Problem to solve:
Scan the entries below and extract each line with the word "MakeMusic" in it.

Provided data:
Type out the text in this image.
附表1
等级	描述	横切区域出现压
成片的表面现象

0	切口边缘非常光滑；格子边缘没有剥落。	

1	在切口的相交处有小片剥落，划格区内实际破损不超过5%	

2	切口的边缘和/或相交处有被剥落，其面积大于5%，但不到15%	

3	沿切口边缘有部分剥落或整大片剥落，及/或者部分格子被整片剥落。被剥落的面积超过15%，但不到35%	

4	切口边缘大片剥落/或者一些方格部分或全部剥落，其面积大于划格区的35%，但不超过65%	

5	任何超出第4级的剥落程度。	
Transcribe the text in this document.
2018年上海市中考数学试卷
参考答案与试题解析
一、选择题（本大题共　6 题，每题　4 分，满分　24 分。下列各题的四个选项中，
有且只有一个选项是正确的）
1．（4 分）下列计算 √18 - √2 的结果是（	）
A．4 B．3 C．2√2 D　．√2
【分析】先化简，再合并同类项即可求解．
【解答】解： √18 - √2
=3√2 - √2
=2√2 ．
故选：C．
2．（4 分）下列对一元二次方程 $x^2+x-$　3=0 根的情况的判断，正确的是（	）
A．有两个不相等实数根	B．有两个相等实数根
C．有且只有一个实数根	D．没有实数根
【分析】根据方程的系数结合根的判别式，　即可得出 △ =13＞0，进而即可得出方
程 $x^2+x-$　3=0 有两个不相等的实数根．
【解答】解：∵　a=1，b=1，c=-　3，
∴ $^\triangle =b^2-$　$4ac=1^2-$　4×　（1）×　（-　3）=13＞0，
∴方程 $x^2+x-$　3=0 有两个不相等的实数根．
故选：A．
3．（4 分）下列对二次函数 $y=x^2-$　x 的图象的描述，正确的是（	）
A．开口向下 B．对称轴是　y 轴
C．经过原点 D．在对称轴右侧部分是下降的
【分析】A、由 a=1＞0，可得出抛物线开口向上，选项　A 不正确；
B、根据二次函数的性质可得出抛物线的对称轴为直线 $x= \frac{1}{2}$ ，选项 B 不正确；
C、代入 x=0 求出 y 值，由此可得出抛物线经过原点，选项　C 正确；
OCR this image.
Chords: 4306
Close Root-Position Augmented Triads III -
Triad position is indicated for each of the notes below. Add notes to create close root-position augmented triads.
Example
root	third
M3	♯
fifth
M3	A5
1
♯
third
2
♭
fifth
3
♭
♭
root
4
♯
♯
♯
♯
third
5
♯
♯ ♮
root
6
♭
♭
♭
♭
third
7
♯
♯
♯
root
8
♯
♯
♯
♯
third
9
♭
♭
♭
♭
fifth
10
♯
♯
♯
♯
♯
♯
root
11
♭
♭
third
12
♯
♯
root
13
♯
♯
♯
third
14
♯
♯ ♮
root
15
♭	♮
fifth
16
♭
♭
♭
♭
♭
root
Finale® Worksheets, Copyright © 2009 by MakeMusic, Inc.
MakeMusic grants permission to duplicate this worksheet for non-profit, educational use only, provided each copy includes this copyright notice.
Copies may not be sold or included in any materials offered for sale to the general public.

Written response:
Finale® Worksheets, Copyright © 2009 by MakeMusic, Inc.
MakeMusic grants permission to duplicate this worksheet for non-profit, educational use only, provided each copy includes this copyright notice.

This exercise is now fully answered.